------ Source data ------

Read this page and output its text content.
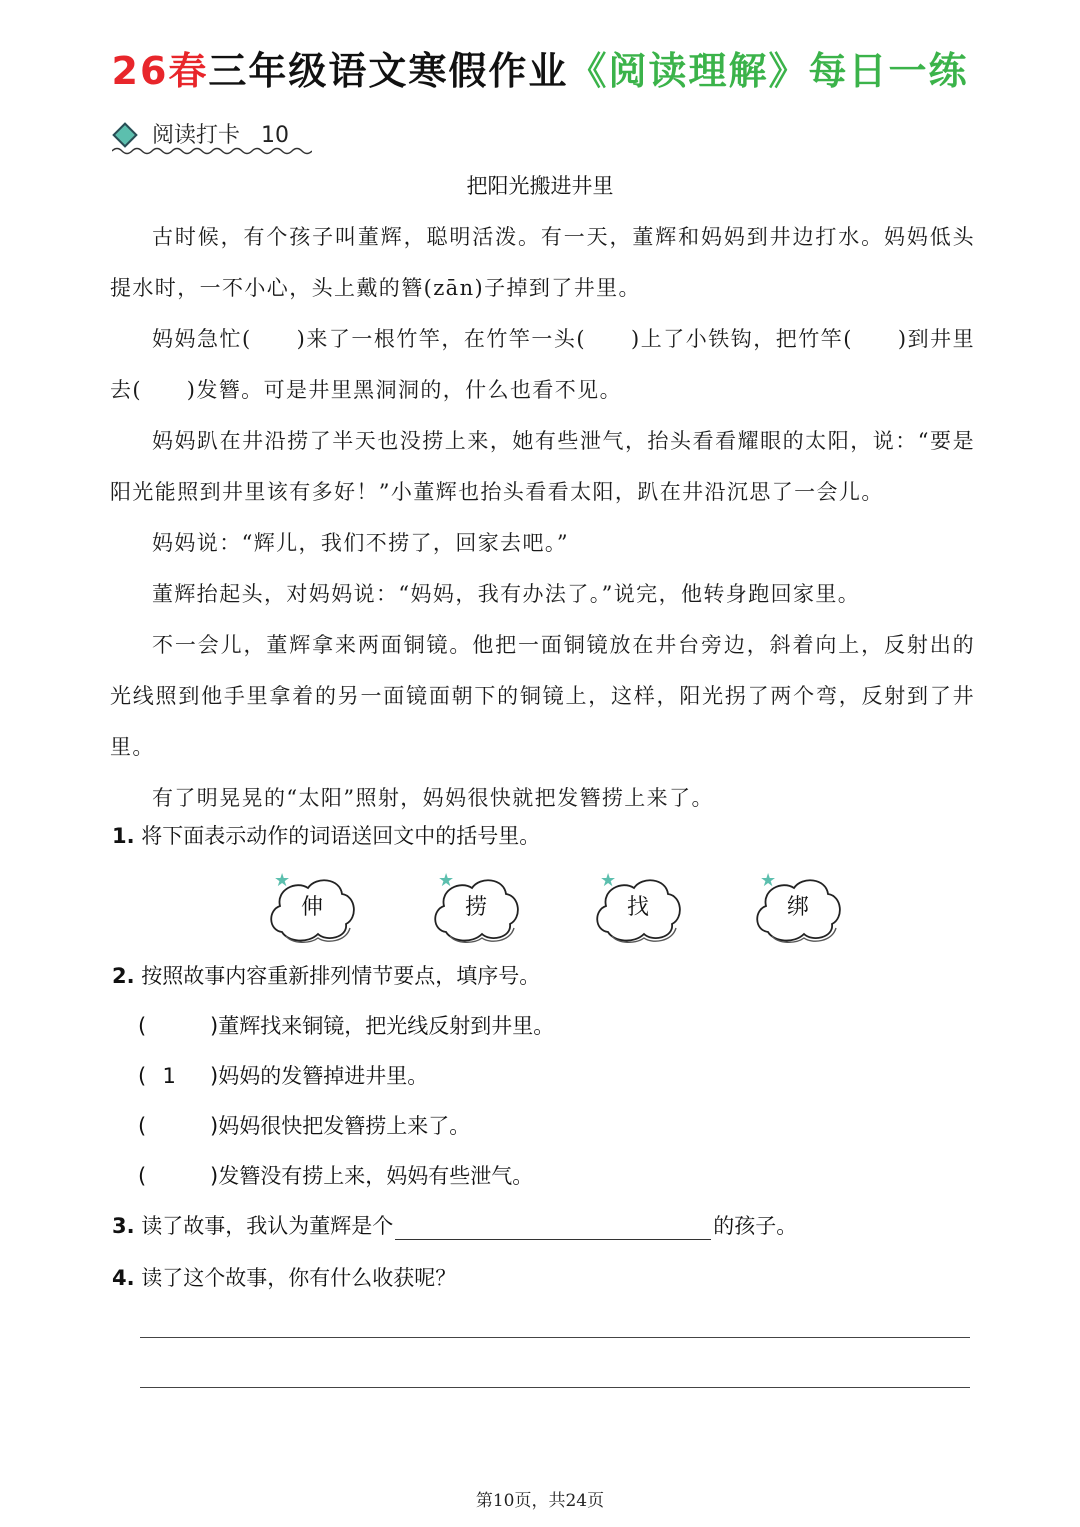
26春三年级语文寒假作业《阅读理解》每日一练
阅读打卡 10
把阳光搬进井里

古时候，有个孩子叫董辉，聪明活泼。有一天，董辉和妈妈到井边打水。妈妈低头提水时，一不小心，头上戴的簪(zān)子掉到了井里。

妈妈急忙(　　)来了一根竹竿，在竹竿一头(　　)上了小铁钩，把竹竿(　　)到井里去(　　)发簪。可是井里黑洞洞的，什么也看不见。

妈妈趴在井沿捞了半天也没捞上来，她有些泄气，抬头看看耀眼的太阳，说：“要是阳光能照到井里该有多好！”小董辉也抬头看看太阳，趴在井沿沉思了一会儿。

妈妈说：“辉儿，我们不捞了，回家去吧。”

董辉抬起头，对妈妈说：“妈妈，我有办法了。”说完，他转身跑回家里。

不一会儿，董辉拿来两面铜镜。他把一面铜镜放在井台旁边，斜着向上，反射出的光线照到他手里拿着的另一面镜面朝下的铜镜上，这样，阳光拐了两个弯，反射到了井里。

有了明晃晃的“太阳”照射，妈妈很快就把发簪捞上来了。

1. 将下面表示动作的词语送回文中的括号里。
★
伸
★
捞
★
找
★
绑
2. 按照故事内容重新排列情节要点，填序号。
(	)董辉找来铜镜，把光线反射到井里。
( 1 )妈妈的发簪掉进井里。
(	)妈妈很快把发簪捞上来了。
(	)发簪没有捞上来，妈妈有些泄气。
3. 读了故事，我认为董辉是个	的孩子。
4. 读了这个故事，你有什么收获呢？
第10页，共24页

------
------ Source data ------

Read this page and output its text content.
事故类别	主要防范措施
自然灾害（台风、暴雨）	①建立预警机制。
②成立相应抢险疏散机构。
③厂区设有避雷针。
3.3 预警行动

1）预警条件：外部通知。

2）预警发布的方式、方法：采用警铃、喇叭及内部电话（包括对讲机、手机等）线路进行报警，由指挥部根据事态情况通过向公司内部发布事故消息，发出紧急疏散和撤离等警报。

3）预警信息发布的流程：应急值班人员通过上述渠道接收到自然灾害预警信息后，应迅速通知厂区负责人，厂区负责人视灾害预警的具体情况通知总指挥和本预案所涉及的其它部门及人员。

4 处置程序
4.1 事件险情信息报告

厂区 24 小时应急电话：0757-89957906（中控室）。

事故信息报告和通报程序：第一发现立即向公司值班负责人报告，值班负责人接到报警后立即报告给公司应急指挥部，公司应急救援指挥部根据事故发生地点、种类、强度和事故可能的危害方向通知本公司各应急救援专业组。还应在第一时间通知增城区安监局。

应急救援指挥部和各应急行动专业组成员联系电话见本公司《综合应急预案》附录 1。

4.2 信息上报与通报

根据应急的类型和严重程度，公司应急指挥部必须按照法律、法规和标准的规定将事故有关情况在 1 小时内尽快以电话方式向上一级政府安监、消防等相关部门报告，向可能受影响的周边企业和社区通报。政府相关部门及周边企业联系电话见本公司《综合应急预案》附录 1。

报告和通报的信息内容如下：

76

------

*Instruction*: Within the material above, find the lines that contain the word "综合应急预案"; copy them.

*Task response*:
应急救援指挥部和各应急行动专业组成员联系电话见本公司《综合应急预案》附录 1。
根据应急的类型和严重程度，公司应急指挥部必须按照法律、法规和标准的规定将事故有关情况在 1 小时内尽快以电话方式向上一级政府安监、消防等相关部门报告，向可能受影响的周边企业和社区通报。政府相关部门及周边企业联系电话见本公司《综合应急预案》附录 1。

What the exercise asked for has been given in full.